Provided data
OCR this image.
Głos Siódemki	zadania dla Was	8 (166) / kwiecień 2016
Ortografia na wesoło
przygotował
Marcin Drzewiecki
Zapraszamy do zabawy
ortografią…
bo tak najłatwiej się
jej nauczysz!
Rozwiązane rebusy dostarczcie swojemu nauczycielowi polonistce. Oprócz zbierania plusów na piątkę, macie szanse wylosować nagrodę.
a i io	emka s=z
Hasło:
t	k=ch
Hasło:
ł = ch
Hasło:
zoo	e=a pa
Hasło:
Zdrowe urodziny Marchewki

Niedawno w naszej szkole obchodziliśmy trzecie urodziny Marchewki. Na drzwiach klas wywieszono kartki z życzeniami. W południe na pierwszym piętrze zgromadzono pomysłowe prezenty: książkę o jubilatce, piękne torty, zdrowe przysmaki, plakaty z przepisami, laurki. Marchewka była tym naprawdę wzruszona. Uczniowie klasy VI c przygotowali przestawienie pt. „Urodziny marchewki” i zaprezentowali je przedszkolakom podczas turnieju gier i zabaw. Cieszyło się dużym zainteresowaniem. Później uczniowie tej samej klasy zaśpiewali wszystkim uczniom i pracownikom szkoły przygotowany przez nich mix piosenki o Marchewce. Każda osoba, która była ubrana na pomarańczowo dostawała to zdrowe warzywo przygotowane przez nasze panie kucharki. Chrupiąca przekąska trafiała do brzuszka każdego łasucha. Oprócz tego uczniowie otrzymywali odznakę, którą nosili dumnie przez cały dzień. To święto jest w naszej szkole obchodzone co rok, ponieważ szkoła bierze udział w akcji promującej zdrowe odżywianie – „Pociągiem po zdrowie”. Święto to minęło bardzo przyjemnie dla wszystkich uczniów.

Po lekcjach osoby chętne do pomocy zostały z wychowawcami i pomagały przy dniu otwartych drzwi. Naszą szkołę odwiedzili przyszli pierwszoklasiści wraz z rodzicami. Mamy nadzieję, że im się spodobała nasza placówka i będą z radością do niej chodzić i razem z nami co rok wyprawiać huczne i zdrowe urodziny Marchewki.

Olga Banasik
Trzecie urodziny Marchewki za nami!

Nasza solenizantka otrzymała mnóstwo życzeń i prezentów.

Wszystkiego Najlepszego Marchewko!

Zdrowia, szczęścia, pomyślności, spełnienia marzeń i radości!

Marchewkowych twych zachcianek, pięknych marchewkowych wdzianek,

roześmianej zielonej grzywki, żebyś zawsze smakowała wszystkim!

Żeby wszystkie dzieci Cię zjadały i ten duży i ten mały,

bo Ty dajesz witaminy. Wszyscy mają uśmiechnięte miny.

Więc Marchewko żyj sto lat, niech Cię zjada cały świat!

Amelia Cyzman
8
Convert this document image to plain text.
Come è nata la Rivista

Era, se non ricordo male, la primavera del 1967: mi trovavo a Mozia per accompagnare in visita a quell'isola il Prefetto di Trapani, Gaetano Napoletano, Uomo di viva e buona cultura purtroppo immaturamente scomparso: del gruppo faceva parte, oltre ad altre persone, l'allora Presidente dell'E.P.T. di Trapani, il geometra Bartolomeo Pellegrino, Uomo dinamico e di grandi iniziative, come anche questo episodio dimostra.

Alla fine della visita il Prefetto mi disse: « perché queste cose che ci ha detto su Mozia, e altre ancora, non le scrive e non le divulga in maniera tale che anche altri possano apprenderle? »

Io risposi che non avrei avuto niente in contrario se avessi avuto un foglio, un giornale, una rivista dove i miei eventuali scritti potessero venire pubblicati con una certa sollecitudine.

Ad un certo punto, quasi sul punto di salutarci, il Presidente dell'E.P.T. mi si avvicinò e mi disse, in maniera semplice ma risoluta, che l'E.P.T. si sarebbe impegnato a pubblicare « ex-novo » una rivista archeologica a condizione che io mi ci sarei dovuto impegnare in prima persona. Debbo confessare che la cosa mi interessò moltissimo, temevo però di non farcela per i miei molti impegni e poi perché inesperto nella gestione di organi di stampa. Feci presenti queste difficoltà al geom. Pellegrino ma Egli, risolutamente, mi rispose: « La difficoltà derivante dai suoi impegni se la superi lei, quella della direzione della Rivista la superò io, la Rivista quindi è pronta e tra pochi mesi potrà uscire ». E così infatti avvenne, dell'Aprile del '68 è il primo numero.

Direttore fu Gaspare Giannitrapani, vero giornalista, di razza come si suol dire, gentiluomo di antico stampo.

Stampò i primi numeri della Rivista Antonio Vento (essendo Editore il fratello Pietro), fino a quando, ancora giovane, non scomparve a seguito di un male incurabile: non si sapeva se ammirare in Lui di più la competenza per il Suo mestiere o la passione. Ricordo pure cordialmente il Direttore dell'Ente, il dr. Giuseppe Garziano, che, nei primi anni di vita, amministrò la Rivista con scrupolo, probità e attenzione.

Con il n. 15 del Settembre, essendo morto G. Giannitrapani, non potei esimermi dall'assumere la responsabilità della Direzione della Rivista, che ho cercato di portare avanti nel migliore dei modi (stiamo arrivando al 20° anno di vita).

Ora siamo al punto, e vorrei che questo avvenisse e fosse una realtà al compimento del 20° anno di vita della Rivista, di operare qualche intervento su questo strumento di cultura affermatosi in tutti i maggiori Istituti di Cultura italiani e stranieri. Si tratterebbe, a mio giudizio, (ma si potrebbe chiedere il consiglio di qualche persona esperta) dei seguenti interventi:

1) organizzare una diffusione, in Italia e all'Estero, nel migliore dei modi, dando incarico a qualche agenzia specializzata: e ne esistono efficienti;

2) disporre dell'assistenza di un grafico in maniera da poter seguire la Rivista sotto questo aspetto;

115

The request
Using the listing above, pull out all lines that hold the word "this".

The answer
OCR this image.
Convert this document image to plain text.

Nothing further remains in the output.